**TASK TO COMPLETE**
Find all lines in the records that include the word "Year", and copy them out.
=== LISTING ===
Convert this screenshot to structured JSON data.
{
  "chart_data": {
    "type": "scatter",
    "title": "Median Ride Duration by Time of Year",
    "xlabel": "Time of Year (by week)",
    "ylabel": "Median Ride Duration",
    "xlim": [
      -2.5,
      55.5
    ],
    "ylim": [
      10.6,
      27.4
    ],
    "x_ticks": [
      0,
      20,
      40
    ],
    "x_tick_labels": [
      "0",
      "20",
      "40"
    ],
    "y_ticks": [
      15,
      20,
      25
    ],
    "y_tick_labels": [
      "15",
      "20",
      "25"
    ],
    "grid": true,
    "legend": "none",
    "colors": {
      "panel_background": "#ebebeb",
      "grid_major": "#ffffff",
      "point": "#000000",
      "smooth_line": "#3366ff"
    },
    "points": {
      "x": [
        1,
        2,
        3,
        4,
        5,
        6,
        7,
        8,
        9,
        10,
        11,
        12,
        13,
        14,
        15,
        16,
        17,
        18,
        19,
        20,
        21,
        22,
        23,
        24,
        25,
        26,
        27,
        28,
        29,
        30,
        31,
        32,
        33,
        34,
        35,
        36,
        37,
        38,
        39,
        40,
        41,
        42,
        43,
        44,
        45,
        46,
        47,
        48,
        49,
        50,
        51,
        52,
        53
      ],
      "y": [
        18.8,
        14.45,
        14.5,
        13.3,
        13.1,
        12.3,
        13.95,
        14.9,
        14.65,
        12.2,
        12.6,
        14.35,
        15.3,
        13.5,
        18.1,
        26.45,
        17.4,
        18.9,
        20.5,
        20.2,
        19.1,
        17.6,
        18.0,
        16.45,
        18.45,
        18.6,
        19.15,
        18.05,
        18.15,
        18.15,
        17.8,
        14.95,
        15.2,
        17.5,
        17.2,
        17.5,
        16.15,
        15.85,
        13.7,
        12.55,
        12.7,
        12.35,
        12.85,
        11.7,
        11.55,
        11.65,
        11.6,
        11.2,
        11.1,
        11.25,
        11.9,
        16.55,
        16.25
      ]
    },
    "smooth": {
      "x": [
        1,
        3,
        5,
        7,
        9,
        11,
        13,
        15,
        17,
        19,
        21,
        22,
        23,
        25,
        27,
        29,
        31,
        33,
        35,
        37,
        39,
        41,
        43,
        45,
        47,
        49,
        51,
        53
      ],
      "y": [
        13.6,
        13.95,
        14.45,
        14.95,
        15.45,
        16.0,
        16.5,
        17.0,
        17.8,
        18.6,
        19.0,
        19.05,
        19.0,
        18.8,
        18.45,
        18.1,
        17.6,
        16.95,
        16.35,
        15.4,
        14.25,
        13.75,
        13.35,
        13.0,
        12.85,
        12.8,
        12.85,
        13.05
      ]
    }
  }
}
===
**WRITTEN ANSWER**
    "title": "Median Ride Duration by Time of Year",
    "xlabel": "Time of Year (by week)",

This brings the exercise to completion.